**TO DO**
Your task is to print all of the data word for word.

____________

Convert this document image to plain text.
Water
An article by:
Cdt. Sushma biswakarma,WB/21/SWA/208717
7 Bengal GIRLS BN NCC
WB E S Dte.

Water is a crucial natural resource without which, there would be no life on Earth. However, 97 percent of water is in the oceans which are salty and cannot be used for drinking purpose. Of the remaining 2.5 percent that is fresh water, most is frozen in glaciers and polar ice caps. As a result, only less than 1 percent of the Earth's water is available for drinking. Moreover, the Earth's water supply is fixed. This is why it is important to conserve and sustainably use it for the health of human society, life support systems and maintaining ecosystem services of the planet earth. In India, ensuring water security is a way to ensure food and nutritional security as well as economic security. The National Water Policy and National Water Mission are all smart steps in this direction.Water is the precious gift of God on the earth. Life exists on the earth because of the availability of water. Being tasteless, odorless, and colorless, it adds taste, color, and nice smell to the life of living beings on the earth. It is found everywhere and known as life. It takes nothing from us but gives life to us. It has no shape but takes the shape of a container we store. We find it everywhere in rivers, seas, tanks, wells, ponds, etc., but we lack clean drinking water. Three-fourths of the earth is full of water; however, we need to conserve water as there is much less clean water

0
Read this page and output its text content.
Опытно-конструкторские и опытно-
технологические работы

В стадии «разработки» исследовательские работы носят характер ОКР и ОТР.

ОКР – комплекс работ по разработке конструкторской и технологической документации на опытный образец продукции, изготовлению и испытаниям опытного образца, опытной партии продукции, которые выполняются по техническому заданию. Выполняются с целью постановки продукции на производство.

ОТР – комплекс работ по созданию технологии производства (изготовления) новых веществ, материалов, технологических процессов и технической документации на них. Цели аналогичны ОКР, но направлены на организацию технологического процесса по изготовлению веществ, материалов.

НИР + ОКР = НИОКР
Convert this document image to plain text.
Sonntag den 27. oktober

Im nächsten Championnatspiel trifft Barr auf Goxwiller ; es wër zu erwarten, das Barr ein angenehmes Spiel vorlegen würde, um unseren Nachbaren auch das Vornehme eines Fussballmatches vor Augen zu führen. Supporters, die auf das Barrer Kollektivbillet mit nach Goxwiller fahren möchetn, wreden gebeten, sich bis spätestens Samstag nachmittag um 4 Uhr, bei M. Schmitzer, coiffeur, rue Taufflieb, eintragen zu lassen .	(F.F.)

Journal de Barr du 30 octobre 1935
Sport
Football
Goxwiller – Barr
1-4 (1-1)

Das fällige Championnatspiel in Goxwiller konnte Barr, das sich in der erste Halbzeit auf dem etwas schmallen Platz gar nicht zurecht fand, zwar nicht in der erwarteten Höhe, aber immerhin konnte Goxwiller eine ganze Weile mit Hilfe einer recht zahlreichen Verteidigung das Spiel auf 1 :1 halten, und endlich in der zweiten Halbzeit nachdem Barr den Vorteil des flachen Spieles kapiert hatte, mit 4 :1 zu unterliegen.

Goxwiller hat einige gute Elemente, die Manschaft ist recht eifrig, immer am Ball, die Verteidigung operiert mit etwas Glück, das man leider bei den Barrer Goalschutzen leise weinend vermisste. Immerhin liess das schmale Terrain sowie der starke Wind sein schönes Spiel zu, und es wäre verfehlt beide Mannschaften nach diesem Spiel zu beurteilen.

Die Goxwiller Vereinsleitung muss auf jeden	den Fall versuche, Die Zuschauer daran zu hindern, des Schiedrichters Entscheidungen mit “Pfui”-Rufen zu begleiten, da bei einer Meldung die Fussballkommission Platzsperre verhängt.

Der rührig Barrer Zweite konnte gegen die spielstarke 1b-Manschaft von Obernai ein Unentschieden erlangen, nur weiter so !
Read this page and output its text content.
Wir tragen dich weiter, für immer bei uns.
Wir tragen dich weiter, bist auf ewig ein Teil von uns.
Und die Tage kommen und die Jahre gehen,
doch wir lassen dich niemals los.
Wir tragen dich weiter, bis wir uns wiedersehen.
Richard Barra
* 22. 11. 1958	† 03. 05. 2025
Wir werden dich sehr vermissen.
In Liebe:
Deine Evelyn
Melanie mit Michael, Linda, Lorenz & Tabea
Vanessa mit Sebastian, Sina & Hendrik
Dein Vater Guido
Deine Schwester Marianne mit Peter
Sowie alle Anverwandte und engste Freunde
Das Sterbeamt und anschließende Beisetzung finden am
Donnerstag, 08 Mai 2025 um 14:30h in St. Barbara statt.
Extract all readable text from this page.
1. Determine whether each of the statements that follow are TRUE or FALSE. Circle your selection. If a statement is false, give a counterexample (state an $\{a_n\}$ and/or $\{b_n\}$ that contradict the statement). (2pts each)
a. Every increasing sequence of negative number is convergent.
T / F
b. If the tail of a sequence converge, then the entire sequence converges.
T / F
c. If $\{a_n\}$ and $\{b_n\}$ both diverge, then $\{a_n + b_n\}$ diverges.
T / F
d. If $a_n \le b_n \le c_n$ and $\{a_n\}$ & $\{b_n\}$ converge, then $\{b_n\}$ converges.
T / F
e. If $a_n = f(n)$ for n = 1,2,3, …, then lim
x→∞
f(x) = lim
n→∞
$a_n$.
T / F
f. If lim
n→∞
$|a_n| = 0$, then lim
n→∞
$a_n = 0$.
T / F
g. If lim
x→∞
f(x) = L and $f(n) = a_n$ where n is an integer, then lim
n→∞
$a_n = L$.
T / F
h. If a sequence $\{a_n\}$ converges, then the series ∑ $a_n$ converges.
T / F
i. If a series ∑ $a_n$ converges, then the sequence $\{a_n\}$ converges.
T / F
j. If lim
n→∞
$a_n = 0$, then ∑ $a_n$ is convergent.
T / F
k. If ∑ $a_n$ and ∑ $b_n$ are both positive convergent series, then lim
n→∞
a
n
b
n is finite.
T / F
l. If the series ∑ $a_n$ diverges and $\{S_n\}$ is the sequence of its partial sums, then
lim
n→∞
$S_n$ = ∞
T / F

____________

**EXPECTED OUTPUT**
Convert this document image to plain text.
Water
An article by:
Cdt. Sushma biswakarma,WB/21/SWA/208717
7 Bengal GIRLS BN NCC
WB E S Dte.

Water is a crucial natural resource without which, there would be no life on Earth. However, 97 percent of water is in the oceans which are salty and cannot be used for drinking purpose. Of the remaining 2.5 percent that is fresh water, most is frozen in glaciers and polar ice caps. As a result, only less than 1 percent of the Earth's water is available for drinking. Moreover, the Earth's water supply is fixed. This is why it is important to conserve and sustainably use it for the health of human society, life support systems and maintaining ecosystem services of the planet earth. In India, ensuring water security is a way to ensure food and nutritional security as well as economic security. The National Water Policy and National Water Mission are all smart steps in this direction.Water is the precious gift of God on the earth. Life exists on the earth because of the availability of water. Being tasteless, odorless, and colorless, it adds taste, color, and nice smell to the life of living beings on the earth. It is found everywhere and known as life. It takes nothing from us but gives life to us. It has no shape but takes the shape of a container we store. We find it everywhere in rivers, seas, tanks, wells, ponds, etc., but we lack clean drinking water. Three-fourths of the earth is full of water; however, we need to conserve water as there is much less clean water

0
Read this page and output its text content.
Опытно-конструкторские и опытно-
технологические работы

В стадии «разработки» исследовательские работы носят характер ОКР и ОТР.

ОКР – комплекс работ по разработке конструкторской и технологической документации на опытный образец продукции, изготовлению и испытаниям опытного образца, опытной партии продукции, которые выполняются по техническому заданию. Выполняются с целью постановки продукции на производство.

ОТР – комплекс работ по созданию технологии производства (изготовления) новых веществ, материалов, технологических процессов и технической документации на них. Цели аналогичны ОКР, но направлены на организацию технологического процесса по изготовлению веществ, материалов.

НИР + ОКР = НИОКР
Convert this document image to plain text.
Sonntag den 27. oktober

Im nächsten Championnatspiel trifft Barr auf Goxwiller ; es wër zu erwarten, das Barr ein angenehmes Spiel vorlegen würde, um unseren Nachbaren auch das Vornehme eines Fussballmatches vor Augen zu führen. Supporters, die auf das Barrer Kollektivbillet mit nach Goxwiller fahren möchetn, wreden gebeten, sich bis spätestens Samstag nachmittag um 4 Uhr, bei M. Schmitzer, coiffeur, rue Taufflieb, eintragen zu lassen .	(F.F.)

Journal de Barr du 30 octobre 1935
Sport
Football
Goxwiller – Barr
1-4 (1-1)

Das fällige Championnatspiel in Goxwiller konnte Barr, das sich in der erste Halbzeit auf dem etwas schmallen Platz gar nicht zurecht fand, zwar nicht in der erwarteten Höhe, aber immerhin konnte Goxwiller eine ganze Weile mit Hilfe einer recht zahlreichen Verteidigung das Spiel auf 1 :1 halten, und endlich in der zweiten Halbzeit nachdem Barr den Vorteil des flachen Spieles kapiert hatte, mit 4 :1 zu unterliegen.

Goxwiller hat einige gute Elemente, die Manschaft ist recht eifrig, immer am Ball, die Verteidigung operiert mit etwas Glück, das man leider bei den Barrer Goalschutzen leise weinend vermisste. Immerhin liess das schmale Terrain sowie der starke Wind sein schönes Spiel zu, und es wäre verfehlt beide Mannschaften nach diesem Spiel zu beurteilen.

Die Goxwiller Vereinsleitung muss auf jeden	den Fall versuche, Die Zuschauer daran zu hindern, des Schiedrichters Entscheidungen mit “Pfui”-Rufen zu begleiten, da bei einer Meldung die Fussballkommission Platzsperre verhängt.

Der rührig Barrer Zweite konnte gegen die spielstarke 1b-Manschaft von Obernai ein Unentschieden erlangen, nur weiter so !
Read this page and output its text content.
Wir tragen dich weiter, für immer bei uns.
Wir tragen dich weiter, bist auf ewig ein Teil von uns.
Und die Tage kommen und die Jahre gehen,
doch wir lassen dich niemals los.
Wir tragen dich weiter, bis wir uns wiedersehen.
Richard Barra
* 22. 11. 1958	† 03. 05. 2025
Wir werden dich sehr vermissen.
In Liebe:
Deine Evelyn
Melanie mit Michael, Linda, Lorenz & Tabea
Vanessa mit Sebastian, Sina & Hendrik
Dein Vater Guido
Deine Schwester Marianne mit Peter
Sowie alle Anverwandte und engste Freunde
Das Sterbeamt und anschließende Beisetzung finden am
Donnerstag, 08 Mai 2025 um 14:30h in St. Barbara statt.
Extract all readable text from this page.
1. Determine whether each of the statements that follow are TRUE or FALSE. Circle your selection. If a statement is false, give a counterexample (state an $\{a_n\}$ and/or $\{b_n\}$ that contradict the statement). (2pts each)
a. Every increasing sequence of negative number is convergent.
T / F
b. If the tail of a sequence converge, then the entire sequence converges.
T / F
c. If $\{a_n\}$ and $\{b_n\}$ both diverge, then $\{a_n + b_n\}$ diverges.
T / F
d. If $a_n \le b_n \le c_n$ and $\{a_n\}$ & $\{b_n\}$ converge, then $\{b_n\}$ converges.
T / F
e. If $a_n = f(n)$ for n = 1,2,3, …, then lim
x→∞
f(x) = lim
n→∞
$a_n$.
T / F
f. If lim
n→∞
$|a_n| = 0$, then lim
n→∞
$a_n = 0$.
T / F
g. If lim
x→∞
f(x) = L and $f(n) = a_n$ where n is an integer, then lim
n→∞
$a_n = L$.
T / F
h. If a sequence $\{a_n\}$ converges, then the series ∑ $a_n$ converges.
T / F
i. If a series ∑ $a_n$ converges, then the sequence $\{a_n\}$ converges.
T / F
j. If lim
n→∞
$a_n = 0$, then ∑ $a_n$ is convergent.
T / F
k. If ∑ $a_n$ and ∑ $b_n$ are both positive convergent series, then lim
n→∞
a
n
b
n is finite.
T / F
l. If the series ∑ $a_n$ diverges and $\{S_n\}$ is the sequence of its partial sums, then
lim
n→∞
$S_n$ = ∞
T / F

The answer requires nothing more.